Leave out the pictures and transcribe the rest of the records exactly.
# # #
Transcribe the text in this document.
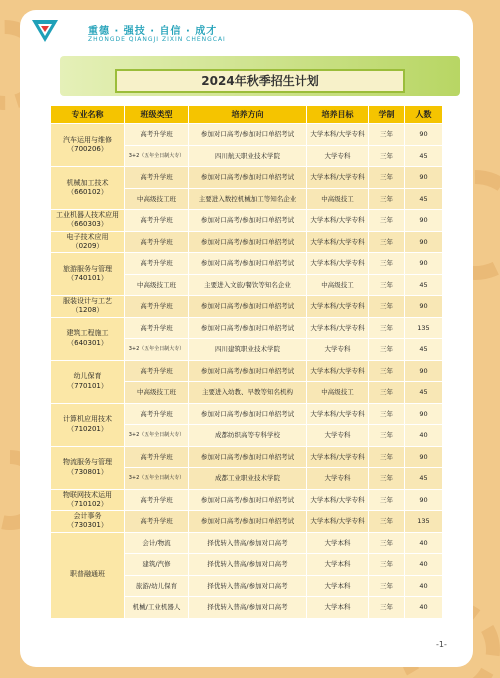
重德 · 强技 · 自信 · 成才
ZHONGDE QIANGJI ZIXIN CHENGCAI
2024年秋季招生计划
专业名称	班级类型	培养方向	培养目标	学制	人数
汽车运用与维修
（700206）	高考升学班	参加对口高考/参加对口单招考试	大学本科/大学专科	三年	90
	3+2（五年全日制大专）	四川航天职业技术学院	大学专科	三年	45
机械加工技术
（660102）	高考升学班	参加对口高考/参加对口单招考试	大学本科/大学专科	三年	90
	中高级技工班	主要进入数控机械加工等知名企业	中高级技工	三年	45
工业机器人技术应用
（660303）	高考升学班	参加对口高考/参加对口单招考试	大学本科/大学专科	三年	90
电子技术应用
（0209）	高考升学班	参加对口高考/参加对口单招考试	大学本科/大学专科	三年	90
旅游服务与管理
（740101）	高考升学班	参加对口高考/参加对口单招考试	大学本科/大学专科	三年	90
	中高级技工班	主要进入文旅/餐饮等知名企业	中高级技工	三年	45
服装设计与工艺
（1208）	高考升学班	参加对口高考/参加对口单招考试	大学本科/大学专科	三年	90
建筑工程施工
（640301）	高考升学班	参加对口高考/参加对口单招考试	大学本科/大学专科	三年	135
	3+2（五年全日制大专）	四川建筑职业技术学院	大学专科	三年	45
幼儿保育
（770101）	高考升学班	参加对口高考/参加对口单招考试	大学本科/大学专科	三年	90
	中高级技工班	主要进入幼教、早教等知名机构	中高级技工	三年	45
计算机应用技术
（710201）	高考升学班	参加对口高考/参加对口单招考试	大学本科/大学专科	三年	90
	3+2（五年全日制大专）	成都纺织高等专科学校	大学专科	三年	40
物流服务与管理
（730801）	高考升学班	参加对口高考/参加对口单招考试	大学本科/大学专科	三年	90
	3+2（五年全日制大专）	成都工业职业技术学院	大学专科	三年	45
物联网技术运用
（710102）	高考升学班	参加对口高考/参加对口单招考试	大学本科/大学专科	三年	90
会计事务
（730301）	高考升学班	参加对口高考/参加对口单招考试	大学本科/大学专科	三年	135
职普融通班	会计/物流	择优转入普高/参加对口高考	大学本科	三年	40
	建筑/汽修	择优转入普高/参加对口高考	大学本科	三年	40
	旅游/幼儿保育	择优转入普高/参加对口高考	大学本科	三年	40
	机械/工业机器人	择优转入普高/参加对口高考	大学本科	三年	40
-1-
# # #
▶ The solution
Transcribe the text in this document.
重德 · 强技 · 自信 · 成才
ZHONGDE QIANGJI ZIXIN CHENGCAI
2024年秋季招生计划
专业名称	班级类型	培养方向	培养目标	学制	人数
汽车运用与维修
（700206）	高考升学班	参加对口高考/参加对口单招考试	大学本科/大学专科	三年	90
	3+2（五年全日制大专）	四川航天职业技术学院	大学专科	三年	45
机械加工技术
（660102）	高考升学班	参加对口高考/参加对口单招考试	大学本科/大学专科	三年	90
	中高级技工班	主要进入数控机械加工等知名企业	中高级技工	三年	45
工业机器人技术应用
（660303）	高考升学班	参加对口高考/参加对口单招考试	大学本科/大学专科	三年	90
电子技术应用
（0209）	高考升学班	参加对口高考/参加对口单招考试	大学本科/大学专科	三年	90
旅游服务与管理
（740101）	高考升学班	参加对口高考/参加对口单招考试	大学本科/大学专科	三年	90
	中高级技工班	主要进入文旅/餐饮等知名企业	中高级技工	三年	45
服装设计与工艺
（1208）	高考升学班	参加对口高考/参加对口单招考试	大学本科/大学专科	三年	90
建筑工程施工
（640301）	高考升学班	参加对口高考/参加对口单招考试	大学本科/大学专科	三年	135
	3+2（五年全日制大专）	四川建筑职业技术学院	大学专科	三年	45
幼儿保育
（770101）	高考升学班	参加对口高考/参加对口单招考试	大学本科/大学专科	三年	90
	中高级技工班	主要进入幼教、早教等知名机构	中高级技工	三年	45
计算机应用技术
（710201）	高考升学班	参加对口高考/参加对口单招考试	大学本科/大学专科	三年	90
	3+2（五年全日制大专）	成都纺织高等专科学校	大学专科	三年	40
物流服务与管理
（730801）	高考升学班	参加对口高考/参加对口单招考试	大学本科/大学专科	三年	90
	3+2（五年全日制大专）	成都工业职业技术学院	大学专科	三年	45
物联网技术运用
（710102）	高考升学班	参加对口高考/参加对口单招考试	大学本科/大学专科	三年	90
会计事务
（730301）	高考升学班	参加对口高考/参加对口单招考试	大学本科/大学专科	三年	135
职普融通班	会计/物流	择优转入普高/参加对口高考	大学本科	三年	40
	建筑/汽修	择优转入普高/参加对口高考	大学本科	三年	40
	旅游/幼儿保育	择优转入普高/参加对口高考	大学本科	三年	40
	机械/工业机器人	择优转入普高/参加对口高考	大学本科	三年	40
-1-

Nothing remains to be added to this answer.